=== TASK ===
Would you repeat the listing exactly but omit every picture?

=== DATA SUPPLIED ===

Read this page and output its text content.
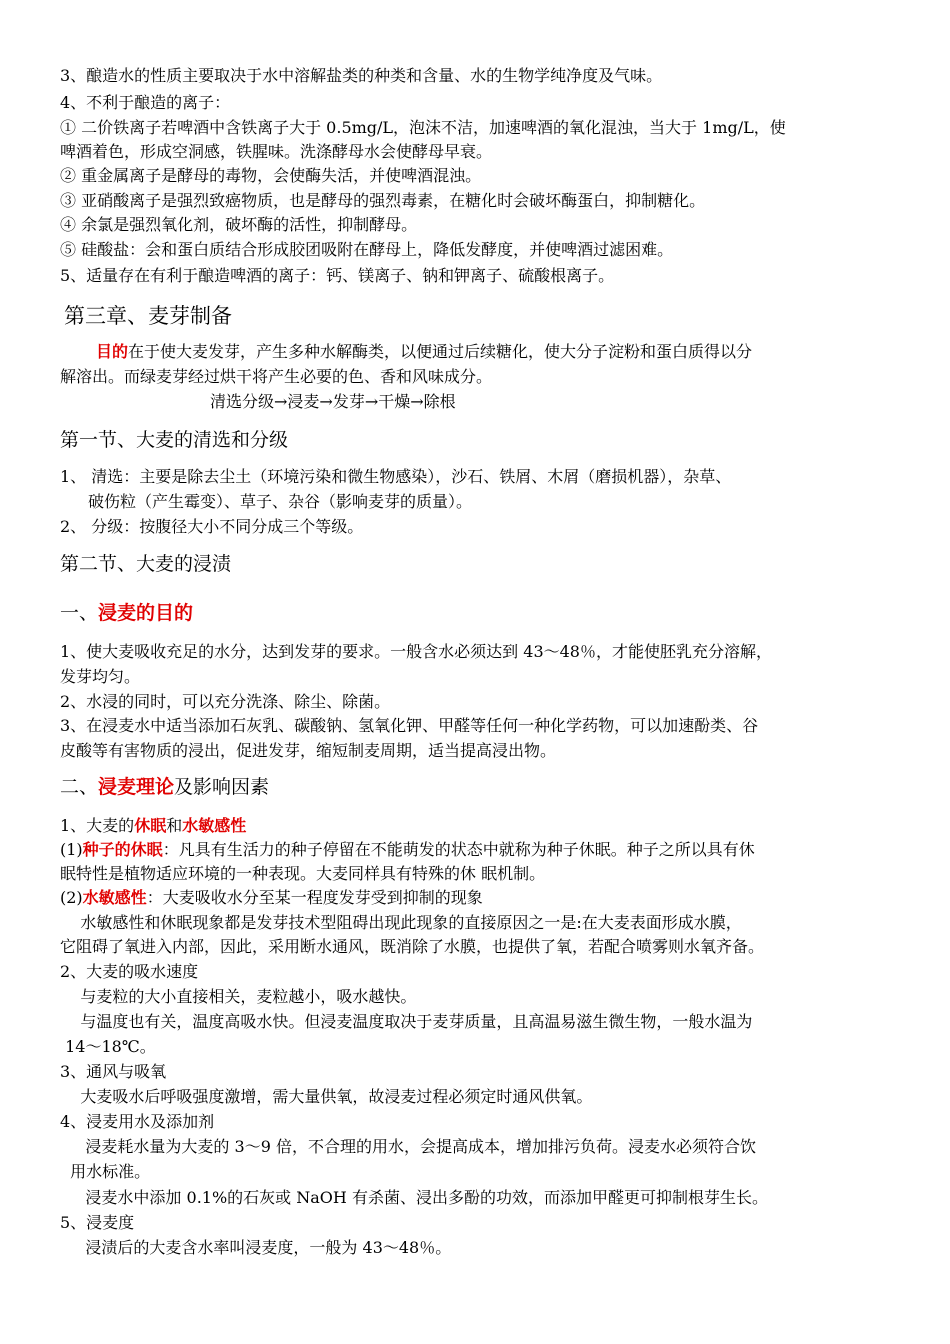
3、酿造水的性质主要取决于水中溶解盐类的种类和含量、水的生物学纯净度及气味。
4、不利于酿造的离子：
① 二价铁离子若啤酒中含铁离子大于 0.5mg/L，泡沫不洁，加速啤酒的氧化混浊，当大于 1mg/L，使
啤酒着色，形成空洞感，铁腥味。洗涤酵母水会使酵母早衰。
② 重金属离子是酵母的毒物，会使酶失活，并使啤酒混浊。
③ 亚硝酸离子是强烈致癌物质，也是酵母的强烈毒素，在糖化时会破坏酶蛋白，抑制糖化。
④ 余氯是强烈氧化剂，破坏酶的活性，抑制酵母。
⑤ 硅酸盐：会和蛋白质结合形成胶团吸附在酵母上，降低发酵度，并使啤酒过滤困难。
5、适量存在有利于酿造啤酒的离子：钙、镁离子、钠和钾离子、硫酸根离子。
第三章、麦芽制备
目的在于使大麦发芽，产生多种水解酶类，以便通过后续糖化，使大分子淀粉和蛋白质得以分
解溶出。而绿麦芽经过烘干将产生必要的色、香和风味成分。
清选分级→浸麦→发芽→干燥→除根
第一节、大麦的清选和分级
1、 清选：主要是除去尘土（环境污染和微生物感染），沙石、铁屑、木屑（磨损机器），杂草、
破伤粒（产生霉变）、草子、杂谷（影响麦芽的质量）。
2、 分级：按腹径大小不同分成三个等级。
第二节、大麦的浸渍
一、浸麦的目的
1、使大麦吸收充足的水分，达到发芽的要求。一般含水必须达到 43～48％，才能使胚乳充分溶解，
发芽均匀。
2、水浸的同时，可以充分洗涤、除尘、除菌。
3、在浸麦水中适当添加石灰乳、碳酸钠、氢氧化钾、甲醛等任何一种化学药物，可以加速酚类、谷
皮酸等有害物质的浸出，促进发芽，缩短制麦周期，适当提高浸出物。
二、浸麦理论及影响因素
1、大麦的休眠和水敏感性
(1)种子的休眠：凡具有生活力的种子停留在不能萌发的状态中就称为种子休眠。种子之所以具有休
眠特性是植物适应环境的一种表现。大麦同样具有特殊的休 眠机制。
(2)水敏感性：大麦吸收水分至某一程度发芽受到抑制的现象
水敏感性和休眠现象都是发芽技术型阻碍出现此现象的直接原因之一是:在大麦表面形成水膜，
它阻碍了氧进入内部，因此，采用断水通风，既消除了水膜，也提供了氧，若配合喷雾则水氧齐备。
2、大麦的吸水速度
与麦粒的大小直接相关，麦粒越小，吸水越快。
与温度也有关，温度高吸水快。但浸麦温度取决于麦芽质量，且高温易滋生微生物，一般水温为
14～18℃。
3、通风与吸氧
大麦吸水后呼吸强度激增，需大量供氧，故浸麦过程必须定时通风供氧。
4、浸麦用水及添加剂
浸麦耗水量为大麦的 3～9 倍，不合理的用水，会提高成本，增加排污负荷。浸麦水必须符合饮
用水标准。
浸麦水中添加 0.1%的石灰或 NaOH 有杀菌、浸出多酚的功效，而添加甲醛更可抑制根芽生长。
5、浸麦度
浸渍后的大麦含水率叫浸麦度，一般为 43～48％。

=== ANSWER FOR THE TASK ===
Read this page and output its text content.
3、酿造水的性质主要取决于水中溶解盐类的种类和含量、水的生物学纯净度及气味。
4、不利于酿造的离子：
① 二价铁离子若啤酒中含铁离子大于 0.5mg/L，泡沫不洁，加速啤酒的氧化混浊，当大于 1mg/L，使
啤酒着色，形成空洞感，铁腥味。洗涤酵母水会使酵母早衰。
② 重金属离子是酵母的毒物，会使酶失活，并使啤酒混浊。
③ 亚硝酸离子是强烈致癌物质，也是酵母的强烈毒素，在糖化时会破坏酶蛋白，抑制糖化。
④ 余氯是强烈氧化剂，破坏酶的活性，抑制酵母。
⑤ 硅酸盐：会和蛋白质结合形成胶团吸附在酵母上，降低发酵度，并使啤酒过滤困难。
5、适量存在有利于酿造啤酒的离子：钙、镁离子、钠和钾离子、硫酸根离子。
第三章、麦芽制备
目的在于使大麦发芽，产生多种水解酶类，以便通过后续糖化，使大分子淀粉和蛋白质得以分
解溶出。而绿麦芽经过烘干将产生必要的色、香和风味成分。
清选分级→浸麦→发芽→干燥→除根
第一节、大麦的清选和分级
1、 清选：主要是除去尘土（环境污染和微生物感染），沙石、铁屑、木屑（磨损机器），杂草、
破伤粒（产生霉变）、草子、杂谷（影响麦芽的质量）。
2、 分级：按腹径大小不同分成三个等级。
第二节、大麦的浸渍
一、浸麦的目的
1、使大麦吸收充足的水分，达到发芽的要求。一般含水必须达到 43～48％，才能使胚乳充分溶解，
发芽均匀。
2、水浸的同时，可以充分洗涤、除尘、除菌。
3、在浸麦水中适当添加石灰乳、碳酸钠、氢氧化钾、甲醛等任何一种化学药物，可以加速酚类、谷
皮酸等有害物质的浸出，促进发芽，缩短制麦周期，适当提高浸出物。
二、浸麦理论及影响因素
1、大麦的休眠和水敏感性
(1)种子的休眠：凡具有生活力的种子停留在不能萌发的状态中就称为种子休眠。种子之所以具有休
眠特性是植物适应环境的一种表现。大麦同样具有特殊的休 眠机制。
(2)水敏感性：大麦吸收水分至某一程度发芽受到抑制的现象
水敏感性和休眠现象都是发芽技术型阻碍出现此现象的直接原因之一是:在大麦表面形成水膜，
它阻碍了氧进入内部，因此，采用断水通风，既消除了水膜，也提供了氧，若配合喷雾则水氧齐备。
2、大麦的吸水速度
与麦粒的大小直接相关，麦粒越小，吸水越快。
与温度也有关，温度高吸水快。但浸麦温度取决于麦芽质量，且高温易滋生微生物，一般水温为
14～18℃。
3、通风与吸氧
大麦吸水后呼吸强度激增，需大量供氧，故浸麦过程必须定时通风供氧。
4、浸麦用水及添加剂
浸麦耗水量为大麦的 3～9 倍，不合理的用水，会提高成本，增加排污负荷。浸麦水必须符合饮
用水标准。
浸麦水中添加 0.1%的石灰或 NaOH 有杀菌、浸出多酚的功效，而添加甲醛更可抑制根芽生长。
5、浸麦度
浸渍后的大麦含水率叫浸麦度，一般为 43～48％。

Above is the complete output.